Exercise directions ->
Without including any pictures, copy every line below exactly.

Given records ->
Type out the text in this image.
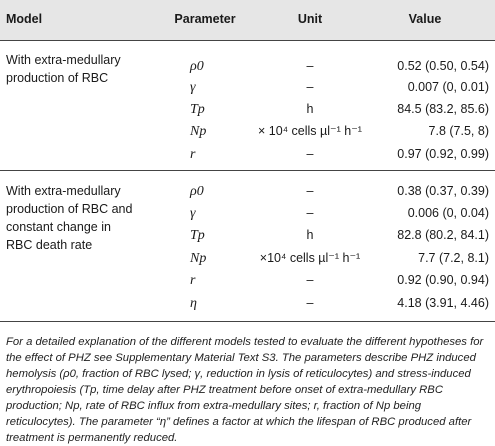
Model	Parameter	Unit	Value
With extra-medullary
production of RBC
ρ0	–	0.52 (0.50, 0.54)
γ	–	0.007 (0, 0.01)
Tp	h	84.5 (83.2, 85.6)
Np	× 10⁴ cells µl⁻¹ h⁻¹	7.8 (7.5, 8)
r	–	0.97 (0.92, 0.99)
With extra-medullary
production of RBC and
constant change in
RBC death rate
ρ0	–	0.38 (0.37, 0.39)
γ	–	0.006 (0, 0.04)
Tp	h	82.8 (80.2, 84.1)
Np	×10⁴ cells µl⁻¹ h⁻¹	7.7 (7.2, 8.1)
r	–	0.92 (0.90, 0.94)
η	–	4.18 (3.91, 4.46)
For a detailed explanation of the different models tested to evaluate the different hypotheses for the effect of PHZ see Supplementary Material Text S3. The parameters describe PHZ induced hemolysis (ρ0, fraction of RBC lysed; γ, reduction in lysis of reticulocytes) and stress-induced erythropoiesis (Tp, time delay after PHZ treatment before onset of extra-medullary RBC production; Np, rate of RBC influx from extra-medullary sites; r, fraction of Np being reticulocytes). The parameter “η” defines a factor at which the lifespan of RBC produced after treatment is permanently reduced.
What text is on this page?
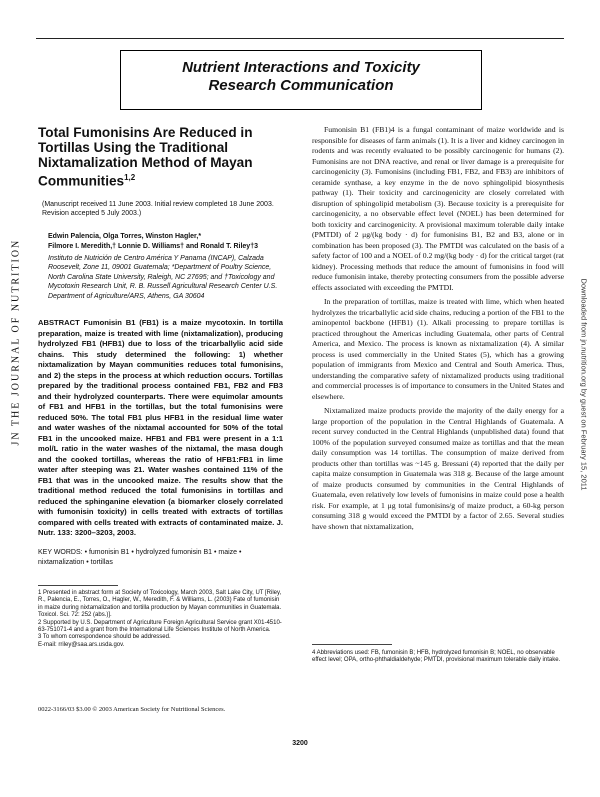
Nutrient Interactions and Toxicity
Research Communication
JN THE JOURNAL OF NUTRITION	Downloaded from jn.nutrition.org by guest on February 15, 2011
Total Fumonisins Are Reduced in Tortillas Using the Traditional Nixtamalization Method of Mayan Communities$^{1,2}$
(Manuscript received 11 June 2003. Initial review completed 18 June 2003. Revision accepted 5 July 2003.)
Edwin Palencia, Olga Torres, Winston Hagler,*
Filmore I. Meredith,† Lonnie D. Williams† and Ronald T. Riley†3
Instituto de Nutrición de Centro América Y Panama (INCAP), Calzada Roosevelt, Zone 11, 09001 Guatemala; *Department of Poultry Science, North Carolina State University, Raleigh, NC 27695; and †Toxicology and Mycotoxin Research Unit, R. B. Russell Agricultural Research Center U.S. Department of Agriculture/ARS, Athens, GA 30604
ABSTRACT Fumonisin B1 (FB1) is a maize mycotoxin. In tortilla preparation, maize is treated with lime (nixtamalization), producing hydrolyzed FB1 (HFB1) due to loss of the tricarballylic acid side chains. This study determined the following: 1) whether nixtamalization by Mayan communities reduces total fumonisins, and 2) the steps in the process at which reduction occurs. Tortillas prepared by the traditional process contained FB1, FB2 and FB3 and their hydrolyzed counterparts. There were equimolar amounts of FB1 and HFB1 in the tortillas, but the total fumonisins were reduced 50%. The total FB1 plus HFB1 in the residual lime water and water washes of the nixtamal accounted for 50% of the total FB1 in the uncooked maize. HFB1 and FB1 were present in a 1:1 mol/L ratio in the water washes of the nixtamal, the masa dough and the cooked tortillas, whereas the ratio of HFB1:FB1 in lime water after steeping was 21. Water washes contained 11% of the FB1 that was in the uncooked maize. The results show that the traditional method reduced the total fumonisins in tortillas and reduced the sphinganine elevation (a biomarker closely correlated with fumonisin toxicity) in cells treated with extracts of tortillas compared with cells treated with extracts of contaminated maize. J. Nutr. 133: 3200–3203, 2003.
KEY WORDS: • fumonisin B1 • hydrolyzed fumonisin B1 • maize • nixtamalization • tortillas
1 Presented in abstract form at Society of Toxicology, March 2003, Salt Lake City, UT [Riley, R., Palencia, E., Torres, O., Hagler, W., Meredith, F. & Williams, L. (2003) Fate of fumonisin in maize during nixtamalization and tortilla production by Mayan communities in Guatemala. Toxicol. Sci. 72: 252 (abs.)].
2 Supported by U.S. Department of Agriculture Foreign Agricultural Service grant X01-4510-63-751071-4 and a grant from the International Life Sciences Institute of North America.
3 To whom correspondence should be addressed.
E-mail: rriley@saa.ars.usda.gov.
0022-3166/03 $3.00 © 2003 American Society for Nutritional Sciences.

Fumonisin B1 (FB1)4 is a fungal contaminant of maize worldwide and is responsible for diseases of farm animals (1). It is a liver and kidney carcinogen in rodents and was recently evaluated to be possibly carcinogenic for humans (2). Fumonisins are not DNA reactive, and renal or liver damage is a prerequisite for carcinogenicity (3). Fumonisins (including FB1, FB2, and FB3) are inhibitors of ceramide synthase, a key enzyme in the de novo sphingolipid biosynthesis pathway (1). Their toxicity and carcinogenicity are closely correlated with disruption of sphingolipid metabolism (3). Because toxicity is a prerequisite for carcinogenicity, a no observable effect level (NOEL) has been determined for both toxicity and carcinogenicity. A provisional maximum tolerable daily intake (PMTDI) of 2 μg/(kg body · d) for fumonisins B1, B2 and B3, alone or in combination has been proposed (3). The PMTDI was calculated on the basis of a safety factor of 100 and a NOEL of 0.2 mg/(kg body · d) for the critical target (rat kidney). Processing methods that reduce the amount of fumonisins in food will reduce fumonisin intake, thereby protecting consumers from the possible adverse effects associated with exceeding the PMTDI.

In the preparation of tortillas, maize is treated with lime, which when heated hydrolyzes the tricarballylic acid side chains, reducing a portion of the FB1 to the aminopentol backbone (HFB1) (1). Alkali processing to prepare tortillas is practiced throughout the Americas including Guatemala, other parts of Central America, and Mexico. The process is known as nixtamalization (4). A similar process is used commercially in the United States (5), which has a growing population of immigrants from Mexico and Central and South America. Thus, understanding the comparative safety of nixtamalized products using traditional and commercial processes is of importance to consumers in the United States and elsewhere.

Nixtamalized maize products provide the majority of the daily energy for a large proportion of the population in the Central Highlands of Guatemala. A recent survey conducted in the Central Highlands (unpublished data) found that 100% of the population surveyed consumed maize as tortillas and that the mean daily consumption was 14 tortillas. The consumption of maize derived from products other than tortillas was ~145 g. Bressani (4) reported that the daily per capita maize consumption in Guatemala was 318 g. Because of the large amount of maize products consumed by communities in the Central Highlands of Guatemala, even relatively low levels of fumonisins in maize could pose a health risk. For example, at 1 μg total fumonisins/g of maize product, a 60-kg person consuming 318 g would exceed the PMTDI by a factor of 2.65. Several studies have shown that nixtamalization,

4 Abbreviations used: FB, fumonisin B; HFB, hydrolyzed fumonisin B; NOEL, no observable effect level; OPA, ortho-phthaldialdehyde; PMTDI, provisional maximum tolerable daily intake.
3200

Task response ->
Type out the text in this image.
Model	Parameter	Unit	Value
With extra-medullary
production of RBC
ρ0	–	0.52 (0.50, 0.54)
γ	–	0.007 (0, 0.01)
Tp	h	84.5 (83.2, 85.6)
Np	× 10⁴ cells µl⁻¹ h⁻¹	7.8 (7.5, 8)
r	–	0.97 (0.92, 0.99)
With extra-medullary
production of RBC and
constant change in
RBC death rate
ρ0	–	0.38 (0.37, 0.39)
γ	–	0.006 (0, 0.04)
Tp	h	82.8 (80.2, 84.1)
Np	×10⁴ cells µl⁻¹ h⁻¹	7.7 (7.2, 8.1)
r	–	0.92 (0.90, 0.94)
η	–	4.18 (3.91, 4.46)
For a detailed explanation of the different models tested to evaluate the different hypotheses for the effect of PHZ see Supplementary Material Text S3. The parameters describe PHZ induced hemolysis (ρ0, fraction of RBC lysed; γ, reduction in lysis of reticulocytes) and stress-induced erythropoiesis (Tp, time delay after PHZ treatment before onset of extra-medullary RBC production; Np, rate of RBC influx from extra-medullary sites; r, fraction of Np being reticulocytes). The parameter “η” defines a factor at which the lifespan of RBC produced after treatment is permanently reduced.
What text is on this page?
Nutrient Interactions and Toxicity
Research Communication
JN THE JOURNAL OF NUTRITION	Downloaded from jn.nutrition.org by guest on February 15, 2011
Total Fumonisins Are Reduced in Tortillas Using the Traditional Nixtamalization Method of Mayan Communities$^{1,2}$
(Manuscript received 11 June 2003. Initial review completed 18 June 2003. Revision accepted 5 July 2003.)
Edwin Palencia, Olga Torres, Winston Hagler,*
Filmore I. Meredith,† Lonnie D. Williams† and Ronald T. Riley†3
Instituto de Nutrición de Centro América Y Panama (INCAP), Calzada Roosevelt, Zone 11, 09001 Guatemala; *Department of Poultry Science, North Carolina State University, Raleigh, NC 27695; and †Toxicology and Mycotoxin Research Unit, R. B. Russell Agricultural Research Center U.S. Department of Agriculture/ARS, Athens, GA 30604
ABSTRACT Fumonisin B1 (FB1) is a maize mycotoxin. In tortilla preparation, maize is treated with lime (nixtamalization), producing hydrolyzed FB1 (HFB1) due to loss of the tricarballylic acid side chains. This study determined the following: 1) whether nixtamalization by Mayan communities reduces total fumonisins, and 2) the steps in the process at which reduction occurs. Tortillas prepared by the traditional process contained FB1, FB2 and FB3 and their hydrolyzed counterparts. There were equimolar amounts of FB1 and HFB1 in the tortillas, but the total fumonisins were reduced 50%. The total FB1 plus HFB1 in the residual lime water and water washes of the nixtamal accounted for 50% of the total FB1 in the uncooked maize. HFB1 and FB1 were present in a 1:1 mol/L ratio in the water washes of the nixtamal, the masa dough and the cooked tortillas, whereas the ratio of HFB1:FB1 in lime water after steeping was 21. Water washes contained 11% of the FB1 that was in the uncooked maize. The results show that the traditional method reduced the total fumonisins in tortillas and reduced the sphinganine elevation (a biomarker closely correlated with fumonisin toxicity) in cells treated with extracts of tortillas compared with cells treated with extracts of contaminated maize. J. Nutr. 133: 3200–3203, 2003.
KEY WORDS: • fumonisin B1 • hydrolyzed fumonisin B1 • maize • nixtamalization • tortillas
1 Presented in abstract form at Society of Toxicology, March 2003, Salt Lake City, UT [Riley, R., Palencia, E., Torres, O., Hagler, W., Meredith, F. & Williams, L. (2003) Fate of fumonisin in maize during nixtamalization and tortilla production by Mayan communities in Guatemala. Toxicol. Sci. 72: 252 (abs.)].
2 Supported by U.S. Department of Agriculture Foreign Agricultural Service grant X01-4510-63-751071-4 and a grant from the International Life Sciences Institute of North America.
3 To whom correspondence should be addressed.
E-mail: rriley@saa.ars.usda.gov.
0022-3166/03 $3.00 © 2003 American Society for Nutritional Sciences.

Fumonisin B1 (FB1)4 is a fungal contaminant of maize worldwide and is responsible for diseases of farm animals (1). It is a liver and kidney carcinogen in rodents and was recently evaluated to be possibly carcinogenic for humans (2). Fumonisins are not DNA reactive, and renal or liver damage is a prerequisite for carcinogenicity (3). Fumonisins (including FB1, FB2, and FB3) are inhibitors of ceramide synthase, a key enzyme in the de novo sphingolipid biosynthesis pathway (1). Their toxicity and carcinogenicity are closely correlated with disruption of sphingolipid metabolism (3). Because toxicity is a prerequisite for carcinogenicity, a no observable effect level (NOEL) has been determined for both toxicity and carcinogenicity. A provisional maximum tolerable daily intake (PMTDI) of 2 μg/(kg body · d) for fumonisins B1, B2 and B3, alone or in combination has been proposed (3). The PMTDI was calculated on the basis of a safety factor of 100 and a NOEL of 0.2 mg/(kg body · d) for the critical target (rat kidney). Processing methods that reduce the amount of fumonisins in food will reduce fumonisin intake, thereby protecting consumers from the possible adverse effects associated with exceeding the PMTDI.

In the preparation of tortillas, maize is treated with lime, which when heated hydrolyzes the tricarballylic acid side chains, reducing a portion of the FB1 to the aminopentol backbone (HFB1) (1). Alkali processing to prepare tortillas is practiced throughout the Americas including Guatemala, other parts of Central America, and Mexico. The process is known as nixtamalization (4). A similar process is used commercially in the United States (5), which has a growing population of immigrants from Mexico and Central and South America. Thus, understanding the comparative safety of nixtamalized products using traditional and commercial processes is of importance to consumers in the United States and elsewhere.

Nixtamalized maize products provide the majority of the daily energy for a large proportion of the population in the Central Highlands of Guatemala. A recent survey conducted in the Central Highlands (unpublished data) found that 100% of the population surveyed consumed maize as tortillas and that the mean daily consumption was 14 tortillas. The consumption of maize derived from products other than tortillas was ~145 g. Bressani (4) reported that the daily per capita maize consumption in Guatemala was 318 g. Because of the large amount of maize products consumed by communities in the Central Highlands of Guatemala, even relatively low levels of fumonisins in maize could pose a health risk. For example, at 1 μg total fumonisins/g of maize product, a 60-kg person consuming 318 g would exceed the PMTDI by a factor of 2.65. Several studies have shown that nixtamalization,

4 Abbreviations used: FB, fumonisin B; HFB, hydrolyzed fumonisin B; NOEL, no observable effect level; OPA, ortho-phthaldialdehyde; PMTDI, provisional maximum tolerable daily intake.
3200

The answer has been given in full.